** start DATA PROVIDED **
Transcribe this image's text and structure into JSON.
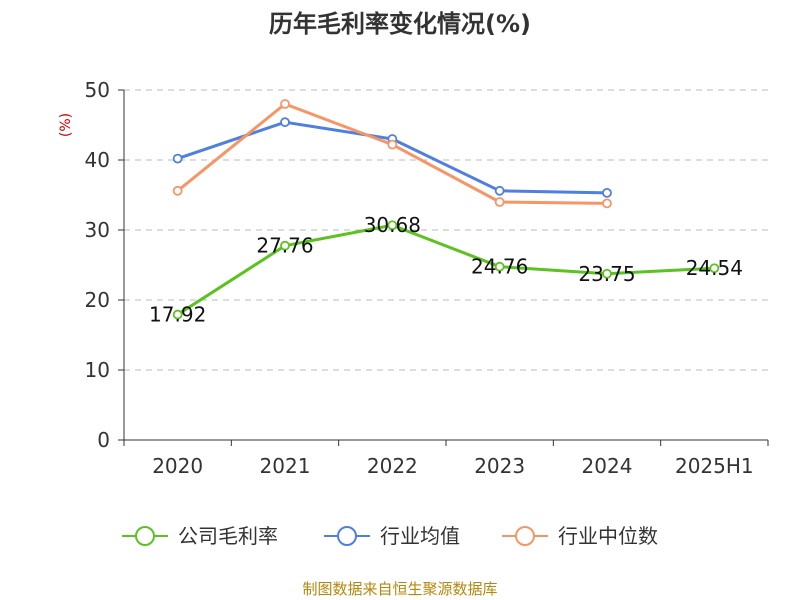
{
  "chart_data": {
    "type": "line",
    "title": "历年毛利率变化情况(%)",
    "ylabel": "(%)",
    "xlabel": "",
    "categories": [
      "2020",
      "2021",
      "2022",
      "2023",
      "2024",
      "2025H1"
    ],
    "ylim": [
      0,
      50
    ],
    "yticks": [
      0,
      10,
      20,
      30,
      40,
      50
    ],
    "grid": true,
    "legend_position": "bottom",
    "series": [
      {
        "name": "公司毛利率",
        "color": "#5bc220",
        "values": [
          17.92,
          27.76,
          30.68,
          24.76,
          23.75,
          24.54
        ],
        "labels": [
          "17.92",
          "27.76",
          "30.68",
          "24.76",
          "23.75",
          "24.54"
        ]
      },
      {
        "name": "行业均值",
        "color": "#4f7fe0",
        "values": [
          40.2,
          45.4,
          43.0,
          35.6,
          35.3,
          null
        ]
      },
      {
        "name": "行业中位数",
        "color": "#f79566",
        "values": [
          35.6,
          48.0,
          42.2,
          34.0,
          33.8,
          null
        ]
      }
    ],
    "source": "制图数据来自恒生聚源数据库"
  }
}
** end DATA PROVIDED **
[EXERCISE INSTRUCTIONS] Copy all lines from the data that hold the word "color".

[RESULT OF THE EXERCISE]
        "color": "#5bc220",
        "color": "#4f7fe0",
        "color": "#f79566",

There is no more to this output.